- **Texto**
En alrededor de tres horas y media nos plantamos allí después de cubrir los más de trescientos kilómetros, primero por cómoda autopista y después por las estrechas y características carreteras costeras. Una cena a base de productos autóctonos que sirve como carta de presentación del vino más característico de la zona, el txacoli, y pronto a la cama para coger fuerzas de cara a la intensa jornada sabatina.

Camino de la capital donostiarra a través de las carreteras locales impresionan la frondosa vegetación que hace que, en ocasiones y de forma involuntaria, la mente viaje a tierras de alta montaña europeas. El trasiego de ciclistas es importante a pesar de la temprana hora y es que el deporte de las dos ruedas es uno de los de gran tradición en tierras euskaldunas y eso se nota.

Nos detenemos al paso por Guetaria, pequeño pueblo costero consagrado en su práctica totalidad a su hijo más ilustre: Juan Sebastián Elcano. El que fuera primer marinero en dar la vuelta al mundo, allá por 1522, se encuentra presente en prácticamente cada metro cuadrado de la villa y compite en fama con los pescados a la parrilla que se preparan en los restaurantes de la zona y el típico txacoli. Como aún no son horas de comer nos conformamos con dar fe de la importancia del marinero, presente en diferentes estatuas así como en el monumento a modo de mausoleo que prácticamente preside la villa.

Apenas pasan unos minutos de mediodía cuando llegamos a San Sebastián. Antigua ciudad de veraneo real, debe su nombre a un monasterio consagrado a dicho santo en el barrio de El Antiguo y que fuera punto de origen de la villa medieval. Su nombre en euskera, Donostia, procedería de una derivación de la antigua denominación del santo (Done Sebastiane). Llámese como quiera llamarse, la localidad guipuzcoana conserva intacto el encanto que la convirtiera, en la segunda mitad del siglo XIX, en punto de destino turístico europeo con sus playas como principal referente.

- **Registros**
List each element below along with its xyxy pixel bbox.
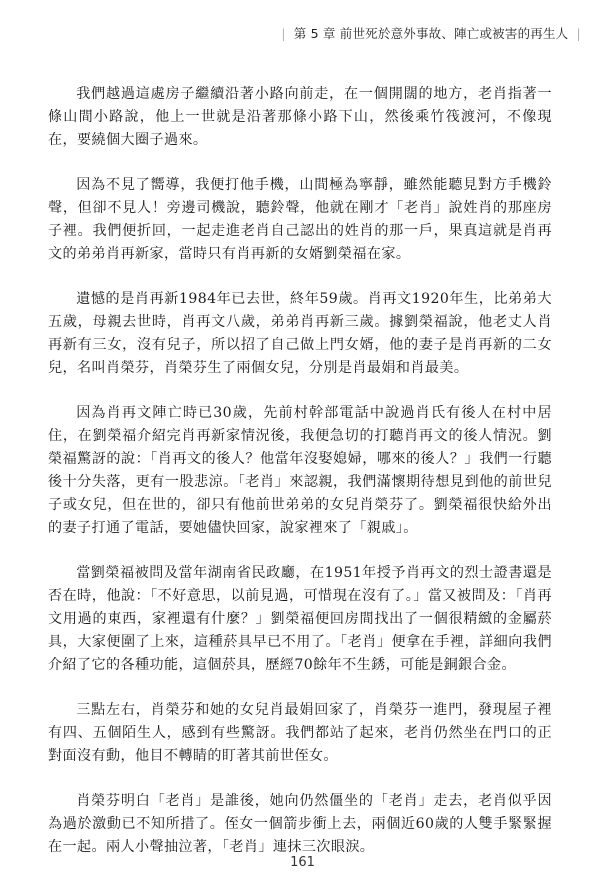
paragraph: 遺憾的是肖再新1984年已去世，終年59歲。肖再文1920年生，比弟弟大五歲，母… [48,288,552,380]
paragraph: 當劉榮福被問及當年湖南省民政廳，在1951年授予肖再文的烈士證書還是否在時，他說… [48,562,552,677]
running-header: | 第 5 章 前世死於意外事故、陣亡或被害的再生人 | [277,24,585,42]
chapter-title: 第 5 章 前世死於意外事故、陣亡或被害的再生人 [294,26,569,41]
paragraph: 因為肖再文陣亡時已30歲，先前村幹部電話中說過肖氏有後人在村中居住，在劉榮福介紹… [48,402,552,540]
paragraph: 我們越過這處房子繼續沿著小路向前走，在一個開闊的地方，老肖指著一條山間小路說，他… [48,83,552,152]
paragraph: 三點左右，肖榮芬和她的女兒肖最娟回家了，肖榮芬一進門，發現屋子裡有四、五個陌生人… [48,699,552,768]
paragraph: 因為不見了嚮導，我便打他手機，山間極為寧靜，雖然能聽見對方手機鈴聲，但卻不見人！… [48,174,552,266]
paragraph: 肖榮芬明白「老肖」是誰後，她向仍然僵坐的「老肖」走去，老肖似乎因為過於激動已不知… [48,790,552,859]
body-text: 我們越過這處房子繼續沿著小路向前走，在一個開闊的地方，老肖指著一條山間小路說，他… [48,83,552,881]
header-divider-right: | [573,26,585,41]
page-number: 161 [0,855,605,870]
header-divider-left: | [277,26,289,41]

--

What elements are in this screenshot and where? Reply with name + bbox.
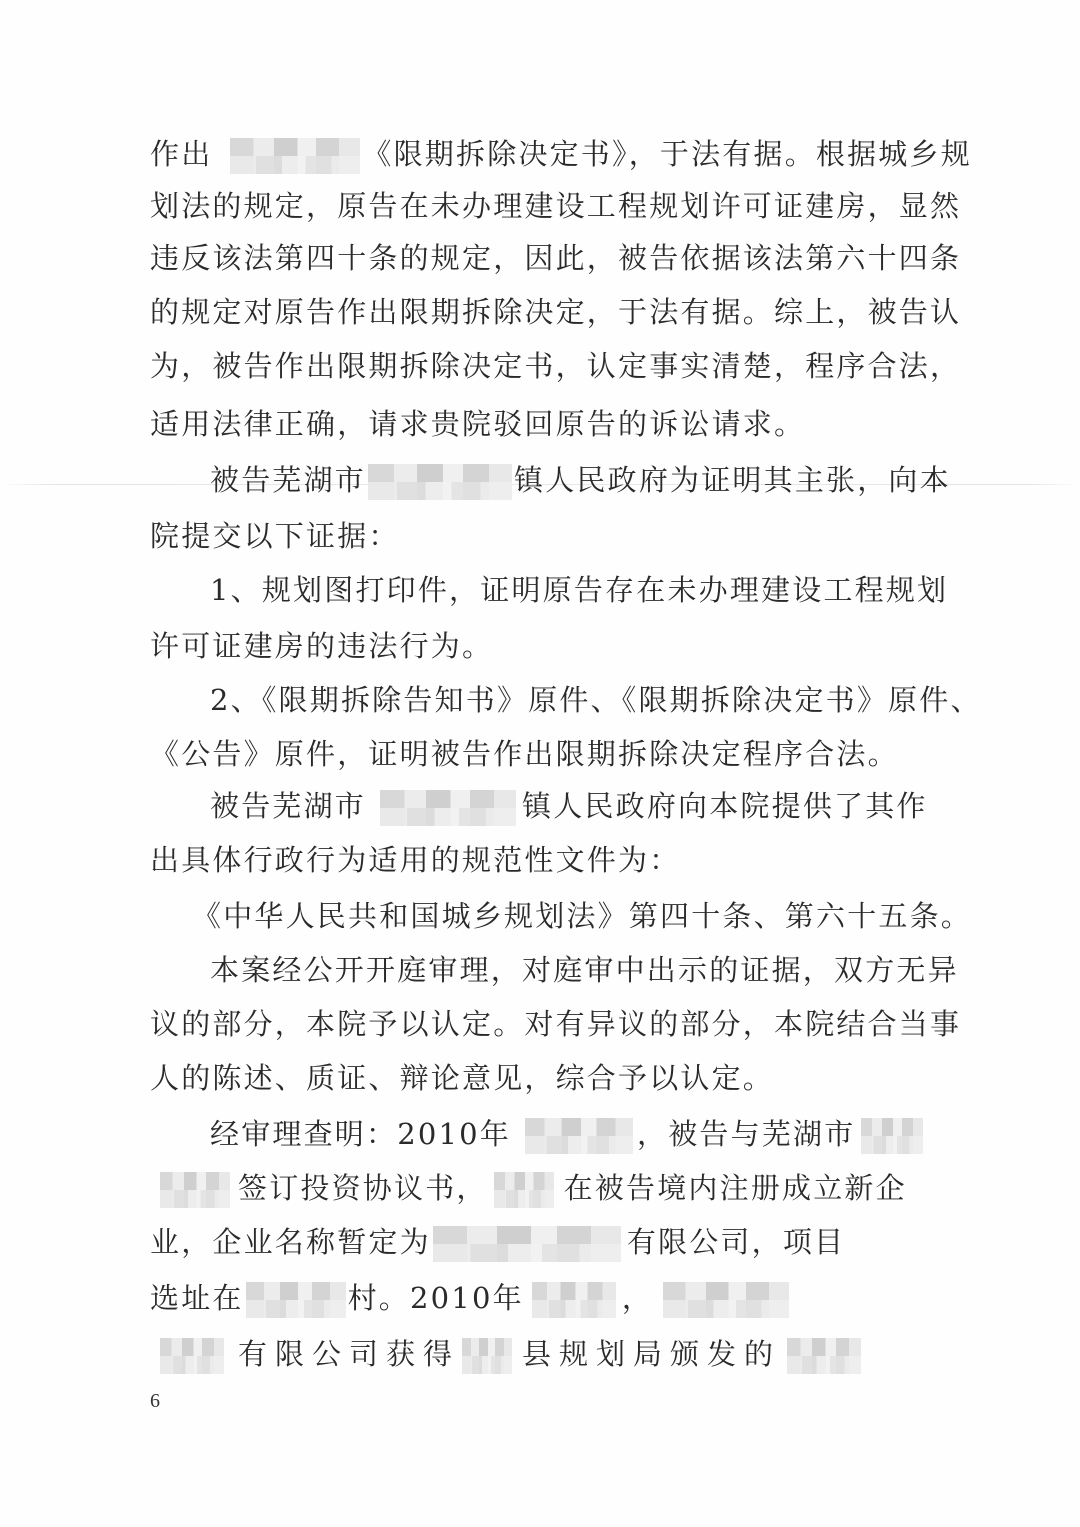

- **Consigna 1**
Según el relato del viaje, ¿a quién está consagrado casi por completo el pueblo de Guetaria?
- **Consigna 2**
Por favor, sigue escribiendo el relato del viaje a partir de su última frase.

- **Respuesta 1**
A Juan Sebastián Elcano, el primer marinero en dar la vuelta al mundo.

- **Respuesta 2**
Precisamente es en una de ellas, Ondarreta, donde comienza nuestra ruta. A los pies del Monte Igueldo y a lo largo de unos 600 metros se extiende la segunda playa en importancia de la ciudad y que alberga -en uno de sus extremos- el Peine del Viento, conjunto escultórico realizado por Eduardo Chillida que se ha convertido en uno de los símbolos de la ciudad. A pesar de la tranquilidad del mar son varias las olas que rompen en las rocas cercanas causando expectación entre la gente que se acumula para sacar una foto.

Recorriendo el paseo de Ondarreta y tras atravesar el túnel bajo el Palacio de Miramar entramos en el famoso paseo de La Concha, playa donostiarra por excelencia, y cuya forma la hace fácilmente reconocible. A esa hora, y como el día acompaña, son unos cuantos los que se animan incluso con un baño en el Cantábrico mientras los menos osados se conforman con tomar el sol desde la arena. Nosotros no abandonamos el paseo y continuamos caminando en dirección al barrio de Gros para dar buena cuenta de uno de los mayores atractivos turístico-gastronómicos de la ciudad, los pintxos. La recomendación del Bar Bergara no puede resultar más acertada y su especialidad, la Txalupa, imprescindible si se decide visitarlo.

Con la tripa bien llena después de semejante homenaje nos acercamos paseando por Zurriola hasta los pies del monte Urgull, mellizo del Igueldo en la silueta costera de la capital guipuzcoana. Desde el paseo se tiene una magnifica imagen del monte Igueldo y la pequeña isla de Santa Klara, lugar de aislamiento de los contagiados por la peste durante el siglo XVI.

El monte Urgull, además de ofrecernos unas espectaculares vistas desde sus diferentes miradores, alberga parte de las fortificaciones que en su día rodearan la ciudad siendo el Castillo de la Mota su principal representante. A él podemos acceder ascendiendo por los caminos trazados a través del parque que se extiende a sus pies y a lo largo del que podemos disfrutar de otros vestigios de fortificaciones como son la Batería de las Damas, un cuartel del siglo XIX o el polvorín de Santiago.

Coronando el castillo encontramos una figura del Cristo de la Mota de más de 16 metros de altura que evoca de algún modo la figura del Cristo Redentor de Río de Janeiro.

A los pies del monte se halla otro de los puntos de interés escultóricos de San Sebastián, la Construcción Vacía del también donostiarra Jorge Oteiza, con la que nos sacamos unas fotos y continuamos el camino en dirección a la Parte Vieja de Donosti. Ésta es, sin duda, la parte más genuina de la ciudad. Apartada del glamour y la pompa de la Concha, callejear por sus kaleas te sumerge en la esencia de la ciudad.

Aquí se encuentra, al final de la calle Mayor, la Iglesia de Santa María, de origen románico aunque posteriormente fue ampliada con estilos gótico y renacentista.

Otra de las joyas de la Donosti ‘vieja’ es la Iglesia de San Vicente, construcción del siglo XVI, erigida sobre la primigenia del siglo XII que fuera asolada por un incendio. De estilo gótico tardío, su figura emerge con poderío entre las casas de baja altura de la zona.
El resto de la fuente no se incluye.